_EXERCISE DATA:_
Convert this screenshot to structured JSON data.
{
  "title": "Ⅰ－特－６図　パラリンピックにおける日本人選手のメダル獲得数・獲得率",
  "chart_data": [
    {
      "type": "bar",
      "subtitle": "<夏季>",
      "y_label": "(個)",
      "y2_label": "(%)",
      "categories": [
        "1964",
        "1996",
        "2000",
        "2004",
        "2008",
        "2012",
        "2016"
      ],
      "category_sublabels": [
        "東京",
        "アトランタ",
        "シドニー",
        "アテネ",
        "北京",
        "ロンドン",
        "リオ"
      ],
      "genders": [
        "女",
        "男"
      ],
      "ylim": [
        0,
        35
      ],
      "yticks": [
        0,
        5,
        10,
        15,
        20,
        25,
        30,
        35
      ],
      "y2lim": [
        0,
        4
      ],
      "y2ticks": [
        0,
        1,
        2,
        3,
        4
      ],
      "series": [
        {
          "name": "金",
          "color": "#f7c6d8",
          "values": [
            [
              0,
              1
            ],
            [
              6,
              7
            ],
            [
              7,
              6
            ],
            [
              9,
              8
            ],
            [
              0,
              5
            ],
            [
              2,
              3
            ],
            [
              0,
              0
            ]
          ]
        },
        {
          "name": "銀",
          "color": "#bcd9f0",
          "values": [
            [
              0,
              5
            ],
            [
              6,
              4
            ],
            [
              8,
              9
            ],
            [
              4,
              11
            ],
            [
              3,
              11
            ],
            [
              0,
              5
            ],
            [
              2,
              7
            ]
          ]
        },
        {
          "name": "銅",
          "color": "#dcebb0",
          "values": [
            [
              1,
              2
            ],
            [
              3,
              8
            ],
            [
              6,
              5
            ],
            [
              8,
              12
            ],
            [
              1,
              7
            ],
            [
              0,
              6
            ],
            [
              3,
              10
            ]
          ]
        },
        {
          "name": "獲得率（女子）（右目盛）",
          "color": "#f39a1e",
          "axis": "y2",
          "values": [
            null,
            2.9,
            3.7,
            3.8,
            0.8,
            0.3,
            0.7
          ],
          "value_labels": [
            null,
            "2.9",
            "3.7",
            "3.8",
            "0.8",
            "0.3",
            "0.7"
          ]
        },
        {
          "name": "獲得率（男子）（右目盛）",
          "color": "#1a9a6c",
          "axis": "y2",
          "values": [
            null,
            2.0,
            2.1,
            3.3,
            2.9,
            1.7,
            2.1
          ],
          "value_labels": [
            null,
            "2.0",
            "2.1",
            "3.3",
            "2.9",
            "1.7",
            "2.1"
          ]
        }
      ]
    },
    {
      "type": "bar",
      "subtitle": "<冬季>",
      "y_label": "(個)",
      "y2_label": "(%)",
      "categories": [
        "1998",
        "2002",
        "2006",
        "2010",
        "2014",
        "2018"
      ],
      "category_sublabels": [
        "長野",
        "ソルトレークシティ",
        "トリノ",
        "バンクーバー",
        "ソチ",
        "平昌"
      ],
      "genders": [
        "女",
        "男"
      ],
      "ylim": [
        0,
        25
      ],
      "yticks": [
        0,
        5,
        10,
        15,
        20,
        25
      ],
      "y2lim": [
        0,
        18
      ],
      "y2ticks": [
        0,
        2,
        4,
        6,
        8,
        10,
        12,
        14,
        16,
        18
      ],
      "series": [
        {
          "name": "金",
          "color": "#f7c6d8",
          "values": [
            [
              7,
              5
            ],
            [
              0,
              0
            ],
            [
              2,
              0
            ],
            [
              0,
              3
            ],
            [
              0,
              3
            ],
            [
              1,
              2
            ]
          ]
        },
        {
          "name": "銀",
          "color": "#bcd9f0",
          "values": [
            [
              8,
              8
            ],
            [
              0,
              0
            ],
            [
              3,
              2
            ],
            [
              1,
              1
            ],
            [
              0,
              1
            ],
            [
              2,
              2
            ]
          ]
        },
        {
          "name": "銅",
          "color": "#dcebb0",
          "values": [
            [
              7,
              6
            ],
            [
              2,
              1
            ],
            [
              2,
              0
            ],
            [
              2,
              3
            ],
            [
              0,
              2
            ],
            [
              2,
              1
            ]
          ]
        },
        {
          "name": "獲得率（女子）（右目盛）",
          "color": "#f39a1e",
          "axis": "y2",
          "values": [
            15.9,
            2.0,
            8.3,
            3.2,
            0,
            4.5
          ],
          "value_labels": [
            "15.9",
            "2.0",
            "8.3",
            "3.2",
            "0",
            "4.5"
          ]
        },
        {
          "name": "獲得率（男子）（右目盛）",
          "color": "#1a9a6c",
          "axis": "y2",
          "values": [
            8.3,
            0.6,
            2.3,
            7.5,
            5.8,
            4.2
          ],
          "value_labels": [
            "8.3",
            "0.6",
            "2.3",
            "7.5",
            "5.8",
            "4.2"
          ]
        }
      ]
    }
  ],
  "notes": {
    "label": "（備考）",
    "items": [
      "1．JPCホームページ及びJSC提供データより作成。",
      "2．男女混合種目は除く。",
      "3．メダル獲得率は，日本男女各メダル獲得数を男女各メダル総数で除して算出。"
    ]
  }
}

_EXERCISE GOAL:_ Reproduce the material above exactly; please quote every line of it.

_SOLUTION TO THE PROBLEM:_
Convert this screenshot to structured JSON data.
{
  "title": "Ⅰ－特－６図　パラリンピックにおける日本人選手のメダル獲得数・獲得率",
  "chart_data": [
    {
      "type": "bar",
      "subtitle": "<夏季>",
      "y_label": "(個)",
      "y2_label": "(%)",
      "categories": [
        "1964",
        "1996",
        "2000",
        "2004",
        "2008",
        "2012",
        "2016"
      ],
      "category_sublabels": [
        "東京",
        "アトランタ",
        "シドニー",
        "アテネ",
        "北京",
        "ロンドン",
        "リオ"
      ],
      "genders": [
        "女",
        "男"
      ],
      "ylim": [
        0,
        35
      ],
      "yticks": [
        0,
        5,
        10,
        15,
        20,
        25,
        30,
        35
      ],
      "y2lim": [
        0,
        4
      ],
      "y2ticks": [
        0,
        1,
        2,
        3,
        4
      ],
      "series": [
        {
          "name": "金",
          "color": "#f7c6d8",
          "values": [
            [
              0,
              1
            ],
            [
              6,
              7
            ],
            [
              7,
              6
            ],
            [
              9,
              8
            ],
            [
              0,
              5
            ],
            [
              2,
              3
            ],
            [
              0,
              0
            ]
          ]
        },
        {
          "name": "銀",
          "color": "#bcd9f0",
          "values": [
            [
              0,
              5
            ],
            [
              6,
              4
            ],
            [
              8,
              9
            ],
            [
              4,
              11
            ],
            [
              3,
              11
            ],
            [
              0,
              5
            ],
            [
              2,
              7
            ]
          ]
        },
        {
          "name": "銅",
          "color": "#dcebb0",
          "values": [
            [
              1,
              2
            ],
            [
              3,
              8
            ],
            [
              6,
              5
            ],
            [
              8,
              12
            ],
            [
              1,
              7
            ],
            [
              0,
              6
            ],
            [
              3,
              10
            ]
          ]
        },
        {
          "name": "獲得率（女子）（右目盛）",
          "color": "#f39a1e",
          "axis": "y2",
          "values": [
            null,
            2.9,
            3.7,
            3.8,
            0.8,
            0.3,
            0.7
          ],
          "value_labels": [
            null,
            "2.9",
            "3.7",
            "3.8",
            "0.8",
            "0.3",
            "0.7"
          ]
        },
        {
          "name": "獲得率（男子）（右目盛）",
          "color": "#1a9a6c",
          "axis": "y2",
          "values": [
            null,
            2.0,
            2.1,
            3.3,
            2.9,
            1.7,
            2.1
          ],
          "value_labels": [
            null,
            "2.0",
            "2.1",
            "3.3",
            "2.9",
            "1.7",
            "2.1"
          ]
        }
      ]
    },
    {
      "type": "bar",
      "subtitle": "<冬季>",
      "y_label": "(個)",
      "y2_label": "(%)",
      "categories": [
        "1998",
        "2002",
        "2006",
        "2010",
        "2014",
        "2018"
      ],
      "category_sublabels": [
        "長野",
        "ソルトレークシティ",
        "トリノ",
        "バンクーバー",
        "ソチ",
        "平昌"
      ],
      "genders": [
        "女",
        "男"
      ],
      "ylim": [
        0,
        25
      ],
      "yticks": [
        0,
        5,
        10,
        15,
        20,
        25
      ],
      "y2lim": [
        0,
        18
      ],
      "y2ticks": [
        0,
        2,
        4,
        6,
        8,
        10,
        12,
        14,
        16,
        18
      ],
      "series": [
        {
          "name": "金",
          "color": "#f7c6d8",
          "values": [
            [
              7,
              5
            ],
            [
              0,
              0
            ],
            [
              2,
              0
            ],
            [
              0,
              3
            ],
            [
              0,
              3
            ],
            [
              1,
              2
            ]
          ]
        },
        {
          "name": "銀",
          "color": "#bcd9f0",
          "values": [
            [
              8,
              8
            ],
            [
              0,
              0
            ],
            [
              3,
              2
            ],
            [
              1,
              1
            ],
            [
              0,
              1
            ],
            [
              2,
              2
            ]
          ]
        },
        {
          "name": "銅",
          "color": "#dcebb0",
          "values": [
            [
              7,
              6
            ],
            [
              2,
              1
            ],
            [
              2,
              0
            ],
            [
              2,
              3
            ],
            [
              0,
              2
            ],
            [
              2,
              1
            ]
          ]
        },
        {
          "name": "獲得率（女子）（右目盛）",
          "color": "#f39a1e",
          "axis": "y2",
          "values": [
            15.9,
            2.0,
            8.3,
            3.2,
            0,
            4.5
          ],
          "value_labels": [
            "15.9",
            "2.0",
            "8.3",
            "3.2",
            "0",
            "4.5"
          ]
        },
        {
          "name": "獲得率（男子）（右目盛）",
          "color": "#1a9a6c",
          "axis": "y2",
          "values": [
            8.3,
            0.6,
            2.3,
            7.5,
            5.8,
            4.2
          ],
          "value_labels": [
            "8.3",
            "0.6",
            "2.3",
            "7.5",
            "5.8",
            "4.2"
          ]
        }
      ]
    }
  ],
  "notes": {
    "label": "（備考）",
    "items": [
      "1．JPCホームページ及びJSC提供データより作成。",
      "2．男女混合種目は除く。",
      "3．メダル獲得率は，日本男女各メダル獲得数を男女各メダル総数で除して算出。"
    ]
  }
}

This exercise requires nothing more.